***** Input data
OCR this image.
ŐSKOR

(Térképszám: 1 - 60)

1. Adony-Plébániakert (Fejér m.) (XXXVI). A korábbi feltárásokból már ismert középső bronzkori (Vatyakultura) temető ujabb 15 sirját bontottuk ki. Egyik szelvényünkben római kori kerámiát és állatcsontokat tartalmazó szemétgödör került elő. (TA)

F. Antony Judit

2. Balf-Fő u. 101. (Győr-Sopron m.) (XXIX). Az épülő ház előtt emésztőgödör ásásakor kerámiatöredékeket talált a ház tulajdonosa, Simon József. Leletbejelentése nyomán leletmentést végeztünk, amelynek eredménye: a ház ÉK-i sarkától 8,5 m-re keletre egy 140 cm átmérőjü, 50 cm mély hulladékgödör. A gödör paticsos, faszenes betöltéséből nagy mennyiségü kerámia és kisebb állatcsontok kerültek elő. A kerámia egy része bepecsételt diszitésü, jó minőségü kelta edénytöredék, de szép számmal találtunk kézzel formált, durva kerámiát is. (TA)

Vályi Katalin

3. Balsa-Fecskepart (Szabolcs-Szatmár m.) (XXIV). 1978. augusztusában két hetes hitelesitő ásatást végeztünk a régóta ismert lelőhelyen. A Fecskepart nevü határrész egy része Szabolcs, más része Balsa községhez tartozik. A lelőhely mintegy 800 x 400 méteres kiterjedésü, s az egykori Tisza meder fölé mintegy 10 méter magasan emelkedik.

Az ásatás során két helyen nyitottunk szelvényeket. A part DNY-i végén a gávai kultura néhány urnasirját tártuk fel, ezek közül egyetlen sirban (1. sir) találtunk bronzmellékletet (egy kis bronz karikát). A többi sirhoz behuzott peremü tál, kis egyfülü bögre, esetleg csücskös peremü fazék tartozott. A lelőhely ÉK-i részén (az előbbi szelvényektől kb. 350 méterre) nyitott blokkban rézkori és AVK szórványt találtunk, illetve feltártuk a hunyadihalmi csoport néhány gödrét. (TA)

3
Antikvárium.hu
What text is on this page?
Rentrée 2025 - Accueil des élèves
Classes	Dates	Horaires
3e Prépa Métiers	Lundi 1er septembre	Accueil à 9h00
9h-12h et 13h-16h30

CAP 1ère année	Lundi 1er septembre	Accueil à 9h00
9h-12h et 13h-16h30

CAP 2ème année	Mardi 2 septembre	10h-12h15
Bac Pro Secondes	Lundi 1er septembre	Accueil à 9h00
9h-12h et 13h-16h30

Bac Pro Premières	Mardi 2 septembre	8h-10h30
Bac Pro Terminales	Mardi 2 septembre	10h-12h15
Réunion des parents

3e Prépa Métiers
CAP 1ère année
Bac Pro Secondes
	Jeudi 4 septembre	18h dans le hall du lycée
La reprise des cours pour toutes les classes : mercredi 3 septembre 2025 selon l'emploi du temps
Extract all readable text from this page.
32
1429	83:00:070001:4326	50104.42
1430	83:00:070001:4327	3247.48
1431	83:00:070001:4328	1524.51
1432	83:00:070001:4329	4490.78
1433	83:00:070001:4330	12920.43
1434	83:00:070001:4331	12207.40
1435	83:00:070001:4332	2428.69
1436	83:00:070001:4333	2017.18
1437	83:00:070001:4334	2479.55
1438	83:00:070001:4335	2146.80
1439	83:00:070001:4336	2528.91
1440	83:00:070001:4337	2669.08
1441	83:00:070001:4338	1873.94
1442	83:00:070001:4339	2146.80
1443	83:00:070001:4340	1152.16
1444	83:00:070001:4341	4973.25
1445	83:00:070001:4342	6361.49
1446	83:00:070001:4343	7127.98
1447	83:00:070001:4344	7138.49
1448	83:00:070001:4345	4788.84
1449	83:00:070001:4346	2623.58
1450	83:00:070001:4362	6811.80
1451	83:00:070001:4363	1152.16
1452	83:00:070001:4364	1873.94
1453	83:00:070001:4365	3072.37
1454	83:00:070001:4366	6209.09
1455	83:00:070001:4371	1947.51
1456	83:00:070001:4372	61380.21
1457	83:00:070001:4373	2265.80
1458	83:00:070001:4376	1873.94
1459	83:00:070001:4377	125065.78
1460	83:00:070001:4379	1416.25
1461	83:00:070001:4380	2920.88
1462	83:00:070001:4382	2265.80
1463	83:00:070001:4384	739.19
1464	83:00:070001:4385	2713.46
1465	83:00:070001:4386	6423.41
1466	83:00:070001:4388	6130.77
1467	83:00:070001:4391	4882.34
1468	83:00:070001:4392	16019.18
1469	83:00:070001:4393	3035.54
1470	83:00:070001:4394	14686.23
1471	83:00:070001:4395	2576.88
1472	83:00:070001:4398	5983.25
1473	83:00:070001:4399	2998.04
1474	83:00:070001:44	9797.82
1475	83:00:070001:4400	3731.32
**********
■ **Short problem**
Show the data once more, exactly as it was written.

■ **Task response**
OCR this image.
ŐSKOR

(Térképszám: 1 - 60)

1. Adony-Plébániakert (Fejér m.) (XXXVI). A korábbi feltárásokból már ismert középső bronzkori (Vatyakultura) temető ujabb 15 sirját bontottuk ki. Egyik szelvényünkben római kori kerámiát és állatcsontokat tartalmazó szemétgödör került elő. (TA)

F. Antony Judit

2. Balf-Fő u. 101. (Győr-Sopron m.) (XXIX). Az épülő ház előtt emésztőgödör ásásakor kerámiatöredékeket talált a ház tulajdonosa, Simon József. Leletbejelentése nyomán leletmentést végeztünk, amelynek eredménye: a ház ÉK-i sarkától 8,5 m-re keletre egy 140 cm átmérőjü, 50 cm mély hulladékgödör. A gödör paticsos, faszenes betöltéséből nagy mennyiségü kerámia és kisebb állatcsontok kerültek elő. A kerámia egy része bepecsételt diszitésü, jó minőségü kelta edénytöredék, de szép számmal találtunk kézzel formált, durva kerámiát is. (TA)

Vályi Katalin

3. Balsa-Fecskepart (Szabolcs-Szatmár m.) (XXIV). 1978. augusztusában két hetes hitelesitő ásatást végeztünk a régóta ismert lelőhelyen. A Fecskepart nevü határrész egy része Szabolcs, más része Balsa községhez tartozik. A lelőhely mintegy 800 x 400 méteres kiterjedésü, s az egykori Tisza meder fölé mintegy 10 méter magasan emelkedik.

Az ásatás során két helyen nyitottunk szelvényeket. A part DNY-i végén a gávai kultura néhány urnasirját tártuk fel, ezek közül egyetlen sirban (1. sir) találtunk bronzmellékletet (egy kis bronz karikát). A többi sirhoz behuzott peremü tál, kis egyfülü bögre, esetleg csücskös peremü fazék tartozott. A lelőhely ÉK-i részén (az előbbi szelvényektől kb. 350 méterre) nyitott blokkban rézkori és AVK szórványt találtunk, illetve feltártuk a hunyadihalmi csoport néhány gödrét. (TA)

3
Antikvárium.hu
What text is on this page?
Rentrée 2025 - Accueil des élèves
Classes	Dates	Horaires
3e Prépa Métiers	Lundi 1er septembre	Accueil à 9h00
9h-12h et 13h-16h30

CAP 1ère année	Lundi 1er septembre	Accueil à 9h00
9h-12h et 13h-16h30

CAP 2ème année	Mardi 2 septembre	10h-12h15
Bac Pro Secondes	Lundi 1er septembre	Accueil à 9h00
9h-12h et 13h-16h30

Bac Pro Premières	Mardi 2 septembre	8h-10h30
Bac Pro Terminales	Mardi 2 septembre	10h-12h15
Réunion des parents

3e Prépa Métiers
CAP 1ère année
Bac Pro Secondes
	Jeudi 4 septembre	18h dans le hall du lycée
La reprise des cours pour toutes les classes : mercredi 3 septembre 2025 selon l'emploi du temps
Extract all readable text from this page.
32
1429	83:00:070001:4326	50104.42
1430	83:00:070001:4327	3247.48
1431	83:00:070001:4328	1524.51
1432	83:00:070001:4329	4490.78
1433	83:00:070001:4330	12920.43
1434	83:00:070001:4331	12207.40
1435	83:00:070001:4332	2428.69
1436	83:00:070001:4333	2017.18
1437	83:00:070001:4334	2479.55
1438	83:00:070001:4335	2146.80
1439	83:00:070001:4336	2528.91
1440	83:00:070001:4337	2669.08
1441	83:00:070001:4338	1873.94
1442	83:00:070001:4339	2146.80
1443	83:00:070001:4340	1152.16
1444	83:00:070001:4341	4973.25
1445	83:00:070001:4342	6361.49
1446	83:00:070001:4343	7127.98
1447	83:00:070001:4344	7138.49
1448	83:00:070001:4345	4788.84
1449	83:00:070001:4346	2623.58
1450	83:00:070001:4362	6811.80
1451	83:00:070001:4363	1152.16
1452	83:00:070001:4364	1873.94
1453	83:00:070001:4365	3072.37
1454	83:00:070001:4366	6209.09
1455	83:00:070001:4371	1947.51
1456	83:00:070001:4372	61380.21
1457	83:00:070001:4373	2265.80
1458	83:00:070001:4376	1873.94
1459	83:00:070001:4377	125065.78
1460	83:00:070001:4379	1416.25
1461	83:00:070001:4380	2920.88
1462	83:00:070001:4382	2265.80
1463	83:00:070001:4384	739.19
1464	83:00:070001:4385	2713.46
1465	83:00:070001:4386	6423.41
1466	83:00:070001:4388	6130.77
1467	83:00:070001:4391	4882.34
1468	83:00:070001:4392	16019.18
1469	83:00:070001:4393	3035.54
1470	83:00:070001:4394	14686.23
1471	83:00:070001:4395	2576.88
1472	83:00:070001:4398	5983.25
1473	83:00:070001:4399	2998.04
1474	83:00:070001:44	9797.82
1475	83:00:070001:4400	3731.32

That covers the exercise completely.